Task instructions: Show all lines of the listing that hold the word "读书活动周实施方案".

+++++

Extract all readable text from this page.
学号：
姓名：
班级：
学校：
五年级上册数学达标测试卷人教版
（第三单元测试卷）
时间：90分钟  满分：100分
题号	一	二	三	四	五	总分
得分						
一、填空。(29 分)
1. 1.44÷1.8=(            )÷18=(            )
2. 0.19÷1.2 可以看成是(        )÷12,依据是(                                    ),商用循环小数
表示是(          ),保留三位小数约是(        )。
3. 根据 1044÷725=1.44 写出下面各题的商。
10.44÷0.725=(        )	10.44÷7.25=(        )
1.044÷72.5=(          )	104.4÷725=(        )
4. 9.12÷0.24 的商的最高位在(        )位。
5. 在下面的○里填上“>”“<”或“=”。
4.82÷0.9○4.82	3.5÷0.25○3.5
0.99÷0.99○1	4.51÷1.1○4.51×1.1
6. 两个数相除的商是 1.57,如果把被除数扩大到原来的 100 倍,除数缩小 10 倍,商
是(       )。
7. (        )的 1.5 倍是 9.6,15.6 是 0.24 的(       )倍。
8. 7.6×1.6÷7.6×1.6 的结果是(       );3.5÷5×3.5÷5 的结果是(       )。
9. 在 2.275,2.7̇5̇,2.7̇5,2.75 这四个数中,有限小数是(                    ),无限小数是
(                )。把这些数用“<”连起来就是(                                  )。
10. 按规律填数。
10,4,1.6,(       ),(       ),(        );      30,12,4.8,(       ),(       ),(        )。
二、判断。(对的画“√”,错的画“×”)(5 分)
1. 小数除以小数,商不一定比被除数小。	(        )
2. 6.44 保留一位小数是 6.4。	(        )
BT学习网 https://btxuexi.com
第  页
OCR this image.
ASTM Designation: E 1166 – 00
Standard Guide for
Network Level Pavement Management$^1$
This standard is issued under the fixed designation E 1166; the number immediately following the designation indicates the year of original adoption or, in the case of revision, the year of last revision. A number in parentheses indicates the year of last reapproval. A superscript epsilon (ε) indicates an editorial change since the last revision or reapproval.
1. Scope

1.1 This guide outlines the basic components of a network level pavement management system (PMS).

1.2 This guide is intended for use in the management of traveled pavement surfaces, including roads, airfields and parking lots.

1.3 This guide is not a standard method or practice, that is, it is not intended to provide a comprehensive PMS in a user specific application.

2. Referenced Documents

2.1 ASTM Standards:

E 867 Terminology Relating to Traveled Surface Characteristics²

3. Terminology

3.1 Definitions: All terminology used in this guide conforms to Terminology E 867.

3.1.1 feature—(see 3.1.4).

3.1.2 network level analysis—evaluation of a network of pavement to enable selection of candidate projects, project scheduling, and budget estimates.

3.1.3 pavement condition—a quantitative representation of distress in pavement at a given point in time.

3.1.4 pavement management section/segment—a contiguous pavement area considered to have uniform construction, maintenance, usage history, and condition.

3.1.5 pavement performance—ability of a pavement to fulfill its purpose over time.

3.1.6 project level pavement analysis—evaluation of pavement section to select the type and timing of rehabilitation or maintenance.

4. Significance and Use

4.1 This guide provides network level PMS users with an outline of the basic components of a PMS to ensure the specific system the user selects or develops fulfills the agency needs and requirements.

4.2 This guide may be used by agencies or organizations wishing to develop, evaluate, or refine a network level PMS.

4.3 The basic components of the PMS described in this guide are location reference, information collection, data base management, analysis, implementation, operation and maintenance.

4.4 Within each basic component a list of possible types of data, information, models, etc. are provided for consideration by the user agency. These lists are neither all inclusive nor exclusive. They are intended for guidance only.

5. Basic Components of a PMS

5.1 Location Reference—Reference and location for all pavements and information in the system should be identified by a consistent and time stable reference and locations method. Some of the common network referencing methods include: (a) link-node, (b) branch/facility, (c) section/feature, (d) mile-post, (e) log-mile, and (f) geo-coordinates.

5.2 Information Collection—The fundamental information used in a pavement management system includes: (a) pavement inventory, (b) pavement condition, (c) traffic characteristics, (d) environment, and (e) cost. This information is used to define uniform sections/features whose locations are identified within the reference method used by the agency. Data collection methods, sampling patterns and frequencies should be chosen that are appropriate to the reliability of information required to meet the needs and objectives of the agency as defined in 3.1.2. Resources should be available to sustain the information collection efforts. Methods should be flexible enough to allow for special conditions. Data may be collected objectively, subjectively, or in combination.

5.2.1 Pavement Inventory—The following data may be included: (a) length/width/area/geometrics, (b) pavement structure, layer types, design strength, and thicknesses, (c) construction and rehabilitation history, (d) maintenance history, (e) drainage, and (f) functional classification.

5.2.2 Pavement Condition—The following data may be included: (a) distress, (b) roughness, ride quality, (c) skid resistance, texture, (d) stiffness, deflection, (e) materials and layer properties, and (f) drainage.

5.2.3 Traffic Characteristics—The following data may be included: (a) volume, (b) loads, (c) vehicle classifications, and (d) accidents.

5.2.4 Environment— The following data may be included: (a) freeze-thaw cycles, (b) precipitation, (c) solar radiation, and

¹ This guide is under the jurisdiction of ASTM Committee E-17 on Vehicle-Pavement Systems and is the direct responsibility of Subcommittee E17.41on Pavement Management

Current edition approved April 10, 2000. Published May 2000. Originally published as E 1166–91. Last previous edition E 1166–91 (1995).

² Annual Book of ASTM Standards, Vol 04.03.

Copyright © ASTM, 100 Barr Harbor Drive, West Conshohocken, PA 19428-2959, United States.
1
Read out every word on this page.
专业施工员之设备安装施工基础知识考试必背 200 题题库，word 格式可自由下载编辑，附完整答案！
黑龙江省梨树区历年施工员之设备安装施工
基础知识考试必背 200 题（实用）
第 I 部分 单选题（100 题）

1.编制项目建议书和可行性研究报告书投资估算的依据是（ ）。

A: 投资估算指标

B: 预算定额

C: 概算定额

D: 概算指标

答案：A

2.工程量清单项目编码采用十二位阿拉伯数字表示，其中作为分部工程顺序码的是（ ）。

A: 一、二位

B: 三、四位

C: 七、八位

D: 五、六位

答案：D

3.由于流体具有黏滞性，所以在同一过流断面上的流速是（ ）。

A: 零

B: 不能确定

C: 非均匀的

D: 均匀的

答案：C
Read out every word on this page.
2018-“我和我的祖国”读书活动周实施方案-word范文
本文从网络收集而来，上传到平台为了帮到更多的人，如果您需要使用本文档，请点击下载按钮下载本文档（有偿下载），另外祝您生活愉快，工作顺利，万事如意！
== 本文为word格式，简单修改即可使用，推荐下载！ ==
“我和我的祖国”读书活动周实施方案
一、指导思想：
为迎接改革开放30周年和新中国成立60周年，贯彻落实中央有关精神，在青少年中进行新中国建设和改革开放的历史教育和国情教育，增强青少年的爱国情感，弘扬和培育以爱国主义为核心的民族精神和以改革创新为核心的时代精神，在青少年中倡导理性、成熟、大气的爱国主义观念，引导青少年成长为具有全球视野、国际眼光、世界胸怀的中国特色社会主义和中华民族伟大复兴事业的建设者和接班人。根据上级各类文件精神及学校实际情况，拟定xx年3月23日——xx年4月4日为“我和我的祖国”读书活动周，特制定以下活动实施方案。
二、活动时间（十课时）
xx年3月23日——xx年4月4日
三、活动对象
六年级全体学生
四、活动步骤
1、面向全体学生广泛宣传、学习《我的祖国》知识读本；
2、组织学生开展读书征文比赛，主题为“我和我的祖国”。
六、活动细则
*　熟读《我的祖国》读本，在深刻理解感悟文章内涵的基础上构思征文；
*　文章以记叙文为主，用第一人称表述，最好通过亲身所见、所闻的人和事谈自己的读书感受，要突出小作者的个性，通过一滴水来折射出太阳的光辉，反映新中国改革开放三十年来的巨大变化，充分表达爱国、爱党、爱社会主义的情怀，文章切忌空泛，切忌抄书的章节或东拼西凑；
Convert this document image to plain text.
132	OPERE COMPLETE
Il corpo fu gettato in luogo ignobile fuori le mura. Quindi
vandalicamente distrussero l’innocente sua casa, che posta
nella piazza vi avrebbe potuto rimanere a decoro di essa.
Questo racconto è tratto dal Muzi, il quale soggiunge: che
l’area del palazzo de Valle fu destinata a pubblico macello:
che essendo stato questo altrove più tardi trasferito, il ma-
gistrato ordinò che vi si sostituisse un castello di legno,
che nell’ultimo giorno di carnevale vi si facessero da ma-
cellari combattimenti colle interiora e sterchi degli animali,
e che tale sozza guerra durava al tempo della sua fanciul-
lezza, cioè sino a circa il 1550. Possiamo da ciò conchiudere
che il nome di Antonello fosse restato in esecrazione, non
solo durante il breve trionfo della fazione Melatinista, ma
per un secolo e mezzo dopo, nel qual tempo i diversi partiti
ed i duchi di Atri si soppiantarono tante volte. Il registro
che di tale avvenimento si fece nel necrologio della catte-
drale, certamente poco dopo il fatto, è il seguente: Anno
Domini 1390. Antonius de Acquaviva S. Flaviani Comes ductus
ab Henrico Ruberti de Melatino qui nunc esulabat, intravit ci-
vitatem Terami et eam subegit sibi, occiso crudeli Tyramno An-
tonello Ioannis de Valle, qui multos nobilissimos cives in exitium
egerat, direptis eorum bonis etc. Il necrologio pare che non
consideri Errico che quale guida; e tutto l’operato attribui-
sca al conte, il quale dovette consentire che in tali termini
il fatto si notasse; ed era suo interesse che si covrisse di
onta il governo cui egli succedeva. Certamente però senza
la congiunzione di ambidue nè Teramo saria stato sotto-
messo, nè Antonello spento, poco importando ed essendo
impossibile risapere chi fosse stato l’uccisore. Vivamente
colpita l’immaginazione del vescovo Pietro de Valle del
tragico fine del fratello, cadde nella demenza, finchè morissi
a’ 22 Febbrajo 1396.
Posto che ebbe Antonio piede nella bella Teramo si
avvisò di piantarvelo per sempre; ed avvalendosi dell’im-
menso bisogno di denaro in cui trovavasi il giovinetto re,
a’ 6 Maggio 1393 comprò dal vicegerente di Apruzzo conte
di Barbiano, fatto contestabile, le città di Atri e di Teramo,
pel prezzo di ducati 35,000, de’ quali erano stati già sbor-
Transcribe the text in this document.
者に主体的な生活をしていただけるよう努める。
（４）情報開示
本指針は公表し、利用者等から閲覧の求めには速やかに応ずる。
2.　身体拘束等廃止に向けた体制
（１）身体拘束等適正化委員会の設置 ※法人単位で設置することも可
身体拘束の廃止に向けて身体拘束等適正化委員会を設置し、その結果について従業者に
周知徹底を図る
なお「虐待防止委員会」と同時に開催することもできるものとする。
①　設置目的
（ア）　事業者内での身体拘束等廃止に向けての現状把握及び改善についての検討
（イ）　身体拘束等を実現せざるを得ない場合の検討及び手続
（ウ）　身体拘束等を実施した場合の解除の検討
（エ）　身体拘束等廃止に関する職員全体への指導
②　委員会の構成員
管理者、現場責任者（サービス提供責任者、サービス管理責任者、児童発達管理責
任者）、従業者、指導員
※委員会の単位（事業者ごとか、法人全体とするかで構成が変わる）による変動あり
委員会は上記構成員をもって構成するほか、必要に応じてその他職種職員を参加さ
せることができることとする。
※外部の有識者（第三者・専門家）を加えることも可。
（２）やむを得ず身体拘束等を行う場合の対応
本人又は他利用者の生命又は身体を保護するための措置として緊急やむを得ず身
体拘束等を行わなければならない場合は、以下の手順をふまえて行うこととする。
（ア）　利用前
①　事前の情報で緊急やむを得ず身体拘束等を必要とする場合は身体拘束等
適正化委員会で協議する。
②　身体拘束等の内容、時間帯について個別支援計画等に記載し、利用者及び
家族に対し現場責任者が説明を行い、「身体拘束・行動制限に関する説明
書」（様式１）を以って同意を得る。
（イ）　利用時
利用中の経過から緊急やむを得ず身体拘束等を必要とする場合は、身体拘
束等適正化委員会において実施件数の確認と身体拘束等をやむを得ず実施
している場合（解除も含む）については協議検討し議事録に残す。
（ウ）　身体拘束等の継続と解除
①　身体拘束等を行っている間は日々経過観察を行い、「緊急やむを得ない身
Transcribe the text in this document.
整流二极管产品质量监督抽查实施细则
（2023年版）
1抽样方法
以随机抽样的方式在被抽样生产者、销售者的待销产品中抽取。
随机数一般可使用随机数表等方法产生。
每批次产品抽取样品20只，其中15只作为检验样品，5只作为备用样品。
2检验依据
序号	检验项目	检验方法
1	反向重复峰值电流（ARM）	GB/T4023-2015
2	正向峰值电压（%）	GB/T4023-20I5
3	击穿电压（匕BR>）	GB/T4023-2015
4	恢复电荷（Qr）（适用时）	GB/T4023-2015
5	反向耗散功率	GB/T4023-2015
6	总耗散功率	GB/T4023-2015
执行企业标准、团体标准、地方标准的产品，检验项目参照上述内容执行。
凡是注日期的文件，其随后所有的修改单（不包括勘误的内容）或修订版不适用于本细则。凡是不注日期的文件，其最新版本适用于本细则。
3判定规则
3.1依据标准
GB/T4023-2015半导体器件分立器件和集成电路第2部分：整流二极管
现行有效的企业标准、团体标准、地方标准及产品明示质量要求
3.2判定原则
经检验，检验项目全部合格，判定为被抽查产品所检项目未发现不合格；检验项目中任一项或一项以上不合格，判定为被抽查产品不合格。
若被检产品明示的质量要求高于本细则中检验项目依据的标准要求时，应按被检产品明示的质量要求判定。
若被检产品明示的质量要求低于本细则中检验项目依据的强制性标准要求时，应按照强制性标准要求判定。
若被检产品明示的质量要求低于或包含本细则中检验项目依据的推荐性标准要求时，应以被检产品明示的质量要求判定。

+++++

Written response:
2018-“我和我的祖国”读书活动周实施方案-word范文
“我和我的祖国”读书活动周实施方案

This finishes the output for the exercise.